Collection entries
# # #

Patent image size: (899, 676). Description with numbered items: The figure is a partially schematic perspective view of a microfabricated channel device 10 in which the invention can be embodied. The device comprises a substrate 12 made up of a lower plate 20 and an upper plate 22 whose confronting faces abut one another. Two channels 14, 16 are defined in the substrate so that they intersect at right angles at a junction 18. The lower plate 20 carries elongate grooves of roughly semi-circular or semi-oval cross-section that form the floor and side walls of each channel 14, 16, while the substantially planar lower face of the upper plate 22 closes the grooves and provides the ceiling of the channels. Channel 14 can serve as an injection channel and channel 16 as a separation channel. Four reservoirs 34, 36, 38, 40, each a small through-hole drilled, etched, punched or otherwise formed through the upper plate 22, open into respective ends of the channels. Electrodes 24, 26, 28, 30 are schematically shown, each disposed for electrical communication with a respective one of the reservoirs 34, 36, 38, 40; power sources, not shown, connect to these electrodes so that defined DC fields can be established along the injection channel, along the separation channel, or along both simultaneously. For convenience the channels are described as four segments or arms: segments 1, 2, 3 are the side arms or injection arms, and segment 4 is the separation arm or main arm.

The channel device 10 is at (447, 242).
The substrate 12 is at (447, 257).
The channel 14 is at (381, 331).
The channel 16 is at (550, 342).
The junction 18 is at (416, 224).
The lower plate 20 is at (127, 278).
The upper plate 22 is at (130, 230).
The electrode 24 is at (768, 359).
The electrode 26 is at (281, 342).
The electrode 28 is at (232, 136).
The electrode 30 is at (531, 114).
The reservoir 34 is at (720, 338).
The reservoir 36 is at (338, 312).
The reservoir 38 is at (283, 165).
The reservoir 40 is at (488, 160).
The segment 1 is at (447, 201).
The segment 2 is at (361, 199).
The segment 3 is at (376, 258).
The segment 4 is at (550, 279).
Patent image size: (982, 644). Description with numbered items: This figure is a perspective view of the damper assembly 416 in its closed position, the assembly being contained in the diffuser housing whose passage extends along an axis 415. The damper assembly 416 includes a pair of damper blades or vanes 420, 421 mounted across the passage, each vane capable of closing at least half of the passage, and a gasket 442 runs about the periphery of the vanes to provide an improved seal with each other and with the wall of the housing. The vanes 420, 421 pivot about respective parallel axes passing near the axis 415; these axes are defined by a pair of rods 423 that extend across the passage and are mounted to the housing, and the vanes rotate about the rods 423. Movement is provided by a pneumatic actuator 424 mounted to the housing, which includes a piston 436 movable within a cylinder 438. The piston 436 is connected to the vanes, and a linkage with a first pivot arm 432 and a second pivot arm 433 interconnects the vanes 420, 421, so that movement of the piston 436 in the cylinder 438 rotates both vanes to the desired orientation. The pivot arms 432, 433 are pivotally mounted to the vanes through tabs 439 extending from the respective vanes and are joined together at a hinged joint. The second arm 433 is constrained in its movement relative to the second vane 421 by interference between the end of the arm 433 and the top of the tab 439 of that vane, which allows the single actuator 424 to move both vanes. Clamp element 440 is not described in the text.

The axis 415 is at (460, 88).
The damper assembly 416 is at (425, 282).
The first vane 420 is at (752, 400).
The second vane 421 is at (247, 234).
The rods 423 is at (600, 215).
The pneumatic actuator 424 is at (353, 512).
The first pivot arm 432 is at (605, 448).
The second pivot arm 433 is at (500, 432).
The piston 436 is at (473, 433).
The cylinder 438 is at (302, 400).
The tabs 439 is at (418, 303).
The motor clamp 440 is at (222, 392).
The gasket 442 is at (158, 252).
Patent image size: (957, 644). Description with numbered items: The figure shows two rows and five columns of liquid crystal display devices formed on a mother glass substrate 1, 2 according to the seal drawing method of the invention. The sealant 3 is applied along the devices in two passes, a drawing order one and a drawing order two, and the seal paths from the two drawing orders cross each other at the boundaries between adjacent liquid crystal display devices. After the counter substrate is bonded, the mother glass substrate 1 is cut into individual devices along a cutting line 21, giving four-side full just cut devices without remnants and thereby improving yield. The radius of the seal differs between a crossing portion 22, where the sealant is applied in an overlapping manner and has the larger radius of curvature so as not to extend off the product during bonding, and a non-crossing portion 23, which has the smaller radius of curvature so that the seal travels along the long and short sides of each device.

# # #

**JOB:**
Can you copy every one of the records above word for word, with nothing changed?

**THE RESULT:**
Patent image size: (899, 676). Description with numbered items: The figure is a partially schematic perspective view of a microfabricated channel device 10 in which the invention can be embodied. The device comprises a substrate 12 made up of a lower plate 20 and an upper plate 22 whose confronting faces abut one another. Two channels 14, 16 are defined in the substrate so that they intersect at right angles at a junction 18. The lower plate 20 carries elongate grooves of roughly semi-circular or semi-oval cross-section that form the floor and side walls of each channel 14, 16, while the substantially planar lower face of the upper plate 22 closes the grooves and provides the ceiling of the channels. Channel 14 can serve as an injection channel and channel 16 as a separation channel. Four reservoirs 34, 36, 38, 40, each a small through-hole drilled, etched, punched or otherwise formed through the upper plate 22, open into respective ends of the channels. Electrodes 24, 26, 28, 30 are schematically shown, each disposed for electrical communication with a respective one of the reservoirs 34, 36, 38, 40; power sources, not shown, connect to these electrodes so that defined DC fields can be established along the injection channel, along the separation channel, or along both simultaneously. For convenience the channels are described as four segments or arms: segments 1, 2, 3 are the side arms or injection arms, and segment 4 is the separation arm or main arm.

The channel device 10 is at (447, 242).
The substrate 12 is at (447, 257).
The channel 14 is at (381, 331).
The channel 16 is at (550, 342).
The junction 18 is at (416, 224).
The lower plate 20 is at (127, 278).
The upper plate 22 is at (130, 230).
The electrode 24 is at (768, 359).
The electrode 26 is at (281, 342).
The electrode 28 is at (232, 136).
The electrode 30 is at (531, 114).
The reservoir 34 is at (720, 338).
The reservoir 36 is at (338, 312).
The reservoir 38 is at (283, 165).
The reservoir 40 is at (488, 160).
The segment 1 is at (447, 201).
The segment 2 is at (361, 199).
The segment 3 is at (376, 258).
The segment 4 is at (550, 279).
Patent image size: (982, 644). Description with numbered items: This figure is a perspective view of the damper assembly 416 in its closed position, the assembly being contained in the diffuser housing whose passage extends along an axis 415. The damper assembly 416 includes a pair of damper blades or vanes 420, 421 mounted across the passage, each vane capable of closing at least half of the passage, and a gasket 442 runs about the periphery of the vanes to provide an improved seal with each other and with the wall of the housing. The vanes 420, 421 pivot about respective parallel axes passing near the axis 415; these axes are defined by a pair of rods 423 that extend across the passage and are mounted to the housing, and the vanes rotate about the rods 423. Movement is provided by a pneumatic actuator 424 mounted to the housing, which includes a piston 436 movable within a cylinder 438. The piston 436 is connected to the vanes, and a linkage with a first pivot arm 432 and a second pivot arm 433 interconnects the vanes 420, 421, so that movement of the piston 436 in the cylinder 438 rotates both vanes to the desired orientation. The pivot arms 432, 433 are pivotally mounted to the vanes through tabs 439 extending from the respective vanes and are joined together at a hinged joint. The second arm 433 is constrained in its movement relative to the second vane 421 by interference between the end of the arm 433 and the top of the tab 439 of that vane, which allows the single actuator 424 to move both vanes. Clamp element 440 is not described in the text.

The axis 415 is at (460, 88).
The damper assembly 416 is at (425, 282).
The first vane 420 is at (752, 400).
The second vane 421 is at (247, 234).
The rods 423 is at (600, 215).
The pneumatic actuator 424 is at (353, 512).
The first pivot arm 432 is at (605, 448).
The second pivot arm 433 is at (500, 432).
The piston 436 is at (473, 433).
The cylinder 438 is at (302, 400).
The tabs 439 is at (418, 303).
The motor clamp 440 is at (222, 392).
The gasket 442 is at (158, 252).
Patent image size: (957, 644). Description with numbered items: The figure shows two rows and five columns of liquid crystal display devices formed on a mother glass substrate 1, 2 according to the seal drawing method of the invention. The sealant 3 is applied along the devices in two passes, a drawing order one and a drawing order two, and the seal paths from the two drawing orders cross each other at the boundaries between adjacent liquid crystal display devices. After the counter substrate is bonded, the mother glass substrate 1 is cut into individual devices along a cutting line 21, giving four-side full just cut devices without remnants and thereby improving yield. The radius of the seal differs between a crossing portion 22, where the sealant is applied in an overlapping manner and has the larger radius of curvature so as not to extend off the product during bonding, and a non-crossing portion 23, which has the smaller radius of curvature so that the seal travels along the long and short sides of each device.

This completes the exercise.